### [Goal of the exercise]
Please lay out the data as a JSON list of strings, one string per line and no blank lines, starting with the line that contains "Give bounding boxes" and going on through the line that contains "Bar xyxy=(496,214,552,486)", both included.

Begin Records supplied

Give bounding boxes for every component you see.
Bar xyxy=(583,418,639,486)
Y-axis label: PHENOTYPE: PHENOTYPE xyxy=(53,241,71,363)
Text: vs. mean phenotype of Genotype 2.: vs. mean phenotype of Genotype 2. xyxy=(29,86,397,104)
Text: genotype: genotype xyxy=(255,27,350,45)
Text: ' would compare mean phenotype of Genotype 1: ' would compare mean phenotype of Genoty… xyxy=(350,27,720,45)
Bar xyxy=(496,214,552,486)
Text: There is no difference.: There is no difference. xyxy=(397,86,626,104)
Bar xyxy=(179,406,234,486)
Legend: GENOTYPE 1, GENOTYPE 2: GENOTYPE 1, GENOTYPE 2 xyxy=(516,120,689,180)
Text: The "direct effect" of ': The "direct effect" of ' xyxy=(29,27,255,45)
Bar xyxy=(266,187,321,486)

End Records supplied
Begin Records supplied

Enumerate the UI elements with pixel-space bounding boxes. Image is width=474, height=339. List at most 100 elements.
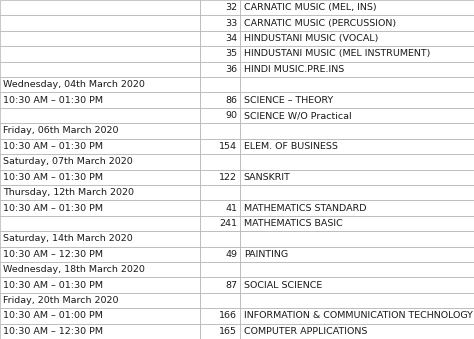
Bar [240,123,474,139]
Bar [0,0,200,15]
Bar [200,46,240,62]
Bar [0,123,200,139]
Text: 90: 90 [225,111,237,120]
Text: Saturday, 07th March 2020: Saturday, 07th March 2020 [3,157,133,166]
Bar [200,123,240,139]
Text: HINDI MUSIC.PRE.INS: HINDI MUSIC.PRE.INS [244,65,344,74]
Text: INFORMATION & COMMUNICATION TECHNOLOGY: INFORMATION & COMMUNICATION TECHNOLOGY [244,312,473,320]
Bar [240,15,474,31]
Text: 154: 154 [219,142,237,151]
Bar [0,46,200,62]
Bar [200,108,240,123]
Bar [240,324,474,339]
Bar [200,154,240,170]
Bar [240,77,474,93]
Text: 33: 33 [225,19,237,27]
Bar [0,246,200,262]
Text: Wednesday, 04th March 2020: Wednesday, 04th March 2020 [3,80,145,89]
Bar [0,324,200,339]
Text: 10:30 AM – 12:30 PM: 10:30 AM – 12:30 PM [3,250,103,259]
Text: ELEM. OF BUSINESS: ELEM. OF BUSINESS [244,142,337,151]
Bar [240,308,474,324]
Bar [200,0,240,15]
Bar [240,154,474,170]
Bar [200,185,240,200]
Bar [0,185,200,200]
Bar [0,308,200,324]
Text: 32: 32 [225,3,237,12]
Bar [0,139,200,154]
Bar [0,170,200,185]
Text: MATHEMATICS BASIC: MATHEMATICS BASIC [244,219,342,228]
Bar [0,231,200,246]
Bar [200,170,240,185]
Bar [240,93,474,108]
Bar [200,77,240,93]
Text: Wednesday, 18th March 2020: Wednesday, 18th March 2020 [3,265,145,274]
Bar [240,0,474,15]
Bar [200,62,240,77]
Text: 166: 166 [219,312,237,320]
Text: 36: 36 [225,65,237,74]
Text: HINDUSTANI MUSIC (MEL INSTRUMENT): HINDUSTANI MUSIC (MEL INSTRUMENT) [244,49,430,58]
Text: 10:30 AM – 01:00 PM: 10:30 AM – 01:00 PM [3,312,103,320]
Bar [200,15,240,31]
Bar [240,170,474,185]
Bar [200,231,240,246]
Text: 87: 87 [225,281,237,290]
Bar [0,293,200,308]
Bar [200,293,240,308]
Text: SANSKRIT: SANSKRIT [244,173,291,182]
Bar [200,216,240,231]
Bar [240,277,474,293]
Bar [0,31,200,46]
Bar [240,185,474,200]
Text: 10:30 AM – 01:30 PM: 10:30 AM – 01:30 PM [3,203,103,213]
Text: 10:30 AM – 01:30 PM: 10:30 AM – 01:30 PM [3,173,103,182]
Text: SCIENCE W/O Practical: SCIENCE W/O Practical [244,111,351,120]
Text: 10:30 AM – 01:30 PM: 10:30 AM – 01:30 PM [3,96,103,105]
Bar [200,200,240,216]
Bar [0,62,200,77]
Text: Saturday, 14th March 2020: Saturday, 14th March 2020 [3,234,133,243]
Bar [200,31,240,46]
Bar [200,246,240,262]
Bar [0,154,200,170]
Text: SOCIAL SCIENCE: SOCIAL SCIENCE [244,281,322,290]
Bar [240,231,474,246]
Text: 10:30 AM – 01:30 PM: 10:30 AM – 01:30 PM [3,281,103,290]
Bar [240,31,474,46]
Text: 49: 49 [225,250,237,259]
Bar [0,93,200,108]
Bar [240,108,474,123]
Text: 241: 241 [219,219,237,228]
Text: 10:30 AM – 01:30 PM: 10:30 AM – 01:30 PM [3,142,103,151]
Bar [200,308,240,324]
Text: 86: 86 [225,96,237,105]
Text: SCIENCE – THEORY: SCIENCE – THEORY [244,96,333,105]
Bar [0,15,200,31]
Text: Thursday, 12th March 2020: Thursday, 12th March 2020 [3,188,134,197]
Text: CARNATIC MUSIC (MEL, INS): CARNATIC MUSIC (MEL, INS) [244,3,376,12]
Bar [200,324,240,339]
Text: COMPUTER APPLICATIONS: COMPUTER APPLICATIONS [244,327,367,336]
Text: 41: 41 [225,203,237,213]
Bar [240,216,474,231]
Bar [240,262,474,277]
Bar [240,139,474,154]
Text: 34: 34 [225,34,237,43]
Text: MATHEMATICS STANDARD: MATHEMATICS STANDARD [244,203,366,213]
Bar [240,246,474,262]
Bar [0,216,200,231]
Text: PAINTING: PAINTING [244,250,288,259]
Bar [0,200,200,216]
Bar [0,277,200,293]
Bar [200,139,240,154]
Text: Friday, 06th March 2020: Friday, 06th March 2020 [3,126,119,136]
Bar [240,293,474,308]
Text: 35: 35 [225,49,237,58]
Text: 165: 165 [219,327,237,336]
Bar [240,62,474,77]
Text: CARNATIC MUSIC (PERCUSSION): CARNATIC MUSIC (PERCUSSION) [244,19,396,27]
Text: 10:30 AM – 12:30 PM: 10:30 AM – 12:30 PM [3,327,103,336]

End Records supplied
Begin Records supplied

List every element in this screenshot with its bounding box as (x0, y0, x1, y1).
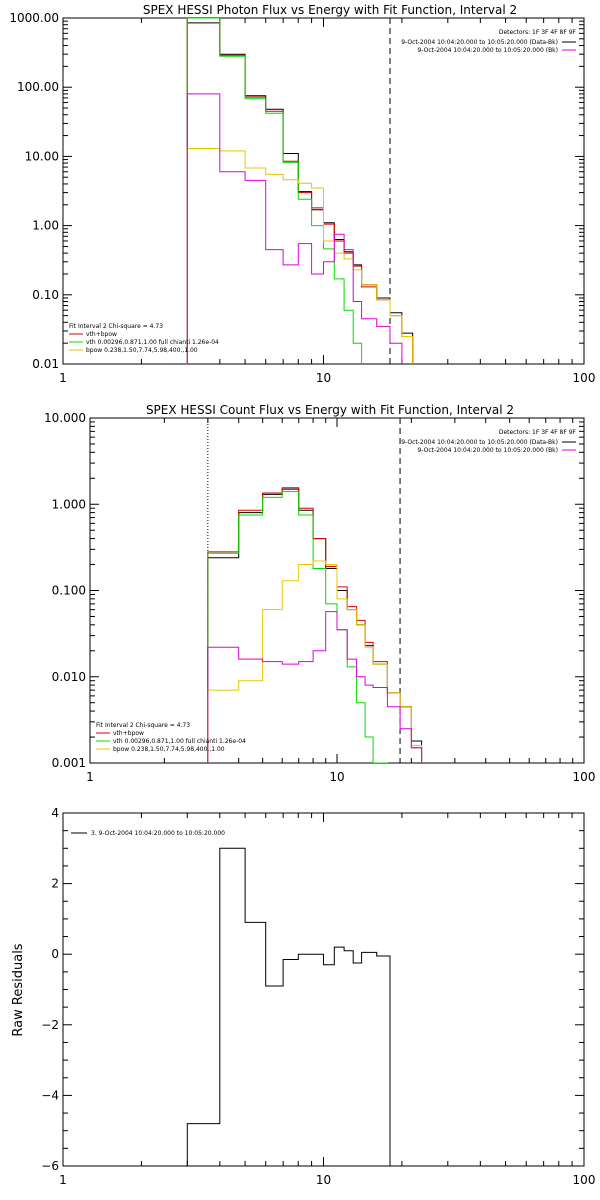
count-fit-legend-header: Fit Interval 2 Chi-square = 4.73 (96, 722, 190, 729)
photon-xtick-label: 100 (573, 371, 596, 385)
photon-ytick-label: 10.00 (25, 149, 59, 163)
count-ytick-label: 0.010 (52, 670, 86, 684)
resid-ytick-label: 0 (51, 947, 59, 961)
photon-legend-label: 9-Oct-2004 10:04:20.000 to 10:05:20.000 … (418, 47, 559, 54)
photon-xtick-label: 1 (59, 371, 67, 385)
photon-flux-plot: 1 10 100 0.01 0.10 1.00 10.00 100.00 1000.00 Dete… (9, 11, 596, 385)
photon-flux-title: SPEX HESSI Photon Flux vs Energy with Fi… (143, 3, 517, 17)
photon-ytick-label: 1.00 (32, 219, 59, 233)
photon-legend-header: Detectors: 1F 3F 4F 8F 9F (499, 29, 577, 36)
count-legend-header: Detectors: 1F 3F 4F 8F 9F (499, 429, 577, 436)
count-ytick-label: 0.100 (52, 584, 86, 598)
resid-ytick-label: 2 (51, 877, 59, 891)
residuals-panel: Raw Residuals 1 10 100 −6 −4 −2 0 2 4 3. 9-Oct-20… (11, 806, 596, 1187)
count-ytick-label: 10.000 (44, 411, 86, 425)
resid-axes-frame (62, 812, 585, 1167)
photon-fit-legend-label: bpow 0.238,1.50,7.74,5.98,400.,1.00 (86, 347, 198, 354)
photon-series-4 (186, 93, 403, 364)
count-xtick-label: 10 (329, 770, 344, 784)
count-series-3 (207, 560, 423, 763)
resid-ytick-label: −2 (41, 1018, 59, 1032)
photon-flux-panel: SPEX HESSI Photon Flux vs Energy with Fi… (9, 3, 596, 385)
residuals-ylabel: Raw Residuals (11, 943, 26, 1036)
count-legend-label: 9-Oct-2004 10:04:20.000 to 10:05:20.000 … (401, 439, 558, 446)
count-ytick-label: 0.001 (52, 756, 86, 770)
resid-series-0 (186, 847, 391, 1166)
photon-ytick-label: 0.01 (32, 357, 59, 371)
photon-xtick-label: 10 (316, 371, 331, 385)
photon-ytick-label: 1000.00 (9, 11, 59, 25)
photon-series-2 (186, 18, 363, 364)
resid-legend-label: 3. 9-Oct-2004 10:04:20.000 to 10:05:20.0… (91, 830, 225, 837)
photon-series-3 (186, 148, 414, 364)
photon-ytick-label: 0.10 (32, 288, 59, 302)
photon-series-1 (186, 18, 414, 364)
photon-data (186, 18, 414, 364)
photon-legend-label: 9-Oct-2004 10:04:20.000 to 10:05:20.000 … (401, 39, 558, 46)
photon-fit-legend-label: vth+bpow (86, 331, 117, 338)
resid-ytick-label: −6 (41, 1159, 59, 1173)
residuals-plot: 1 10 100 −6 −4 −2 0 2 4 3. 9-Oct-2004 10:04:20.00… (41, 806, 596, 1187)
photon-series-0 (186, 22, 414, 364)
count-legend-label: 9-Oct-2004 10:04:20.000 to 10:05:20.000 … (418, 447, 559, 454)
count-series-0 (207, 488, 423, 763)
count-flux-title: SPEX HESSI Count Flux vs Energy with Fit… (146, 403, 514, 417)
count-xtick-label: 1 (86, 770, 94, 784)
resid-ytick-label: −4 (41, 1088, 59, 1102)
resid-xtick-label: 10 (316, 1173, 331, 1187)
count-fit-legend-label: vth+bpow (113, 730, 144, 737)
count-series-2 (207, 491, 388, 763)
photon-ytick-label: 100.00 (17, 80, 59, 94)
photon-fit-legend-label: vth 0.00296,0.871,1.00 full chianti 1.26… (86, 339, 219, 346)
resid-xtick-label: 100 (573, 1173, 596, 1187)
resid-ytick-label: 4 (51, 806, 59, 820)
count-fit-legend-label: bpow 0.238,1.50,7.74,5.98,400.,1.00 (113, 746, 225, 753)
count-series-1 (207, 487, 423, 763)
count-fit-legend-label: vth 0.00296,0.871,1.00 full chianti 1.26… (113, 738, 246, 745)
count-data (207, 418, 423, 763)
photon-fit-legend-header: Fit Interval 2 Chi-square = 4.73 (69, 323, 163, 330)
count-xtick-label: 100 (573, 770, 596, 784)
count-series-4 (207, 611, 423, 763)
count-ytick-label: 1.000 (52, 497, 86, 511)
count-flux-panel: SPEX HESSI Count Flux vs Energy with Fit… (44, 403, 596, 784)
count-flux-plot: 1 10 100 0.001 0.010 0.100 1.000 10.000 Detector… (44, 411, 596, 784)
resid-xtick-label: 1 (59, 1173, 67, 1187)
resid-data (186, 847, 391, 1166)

End Records supplied

### [Solution to this exercise]
[
  "Give bounding boxes for every component you see.",
  "Bar xyxy=(583,418,639,486)",
  "Y-axis label: PHENOTYPE: PHENOTYPE xyxy=(53,241,71,363)",
  "Text: vs. mean phenotype of Genotype 2.: vs. mean phenotype of Genotype 2. xyxy=(29,86,397,104)",
  "Text: genotype: genotype xyxy=(255,27,350,45)",
  "Text: ' would compare mean phenotype of Genotype 1: ' would compare mean phenotype of Genoty… xyxy=(350,27,720,45)",
  "Bar xyxy=(496,214,552,486)"
]